Write out each line exactly as given. Leave the pictures out of your copy.

(Saved entries)
* * * * * * * * *
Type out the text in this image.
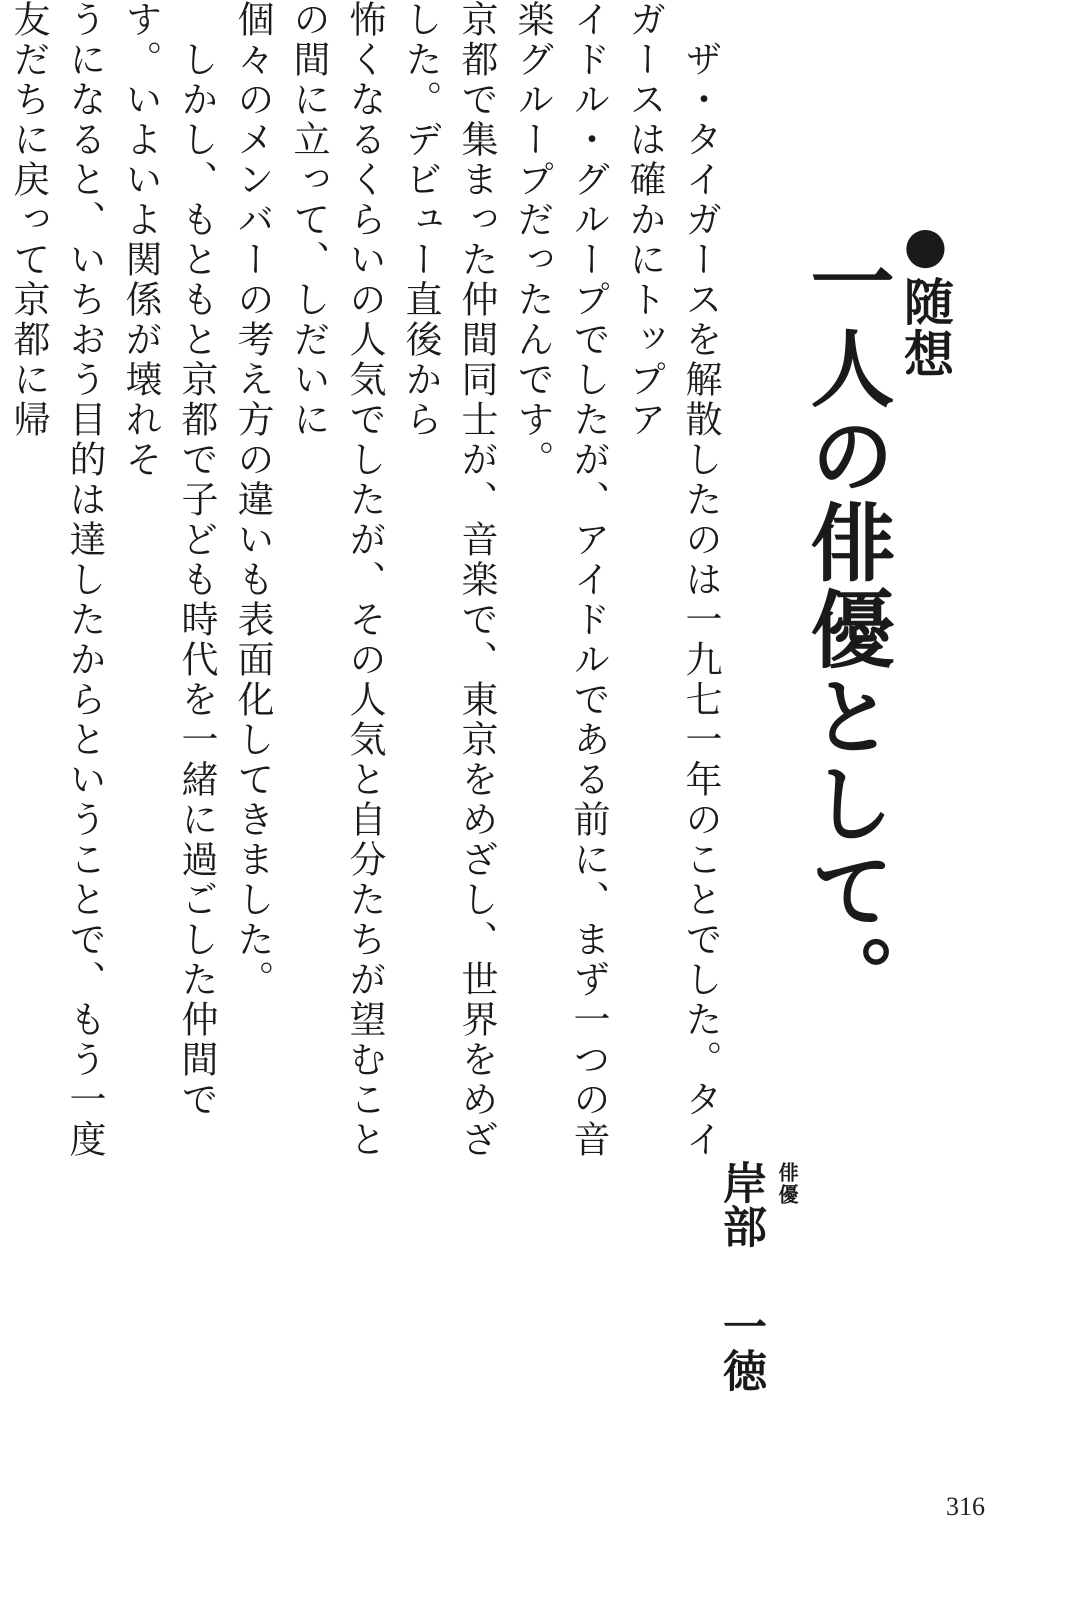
●随想
一人の俳優として。
俳優
岸部一徳

　ザ・タイガースを解散したのは一九七一年のことでした。タイガースは確かにトップア

イドル・グループでしたが、アイドルである前に、まず一つの音楽グループだったんです。

京都で集まった仲間同士が、音楽で、東京をめざし、世界をめざした。デビュー直後から

怖くなるくらいの人気でしたが、その人気と自分たちが望むことの間に立って、しだいに

個々のメンバーの考え方の違いも表面化してきました。

　しかし、もともと京都で子ども時代を一緒に過ごした仲間です。いよいよ関係が壊れそ

うになると、いちおう目的は達したからということで、もう一度友だちに戻って京都に帰

316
* * * * * * * * *
- **EXERCISE SOLUTION**:
Type out the text in this image.
●随想
一人の俳優として。
俳優
岸部一徳

　ザ・タイガースを解散したのは一九七一年のことでした。タイガースは確かにトップア

イドル・グループでしたが、アイドルである前に、まず一つの音楽グループだったんです。

京都で集まった仲間同士が、音楽で、東京をめざし、世界をめざした。デビュー直後から

怖くなるくらいの人気でしたが、その人気と自分たちが望むことの間に立って、しだいに

個々のメンバーの考え方の違いも表面化してきました。

　しかし、もともと京都で子ども時代を一緒に過ごした仲間です。いよいよ関係が壊れそ

うになると、いちおう目的は達したからということで、もう一度友だちに戻って京都に帰

316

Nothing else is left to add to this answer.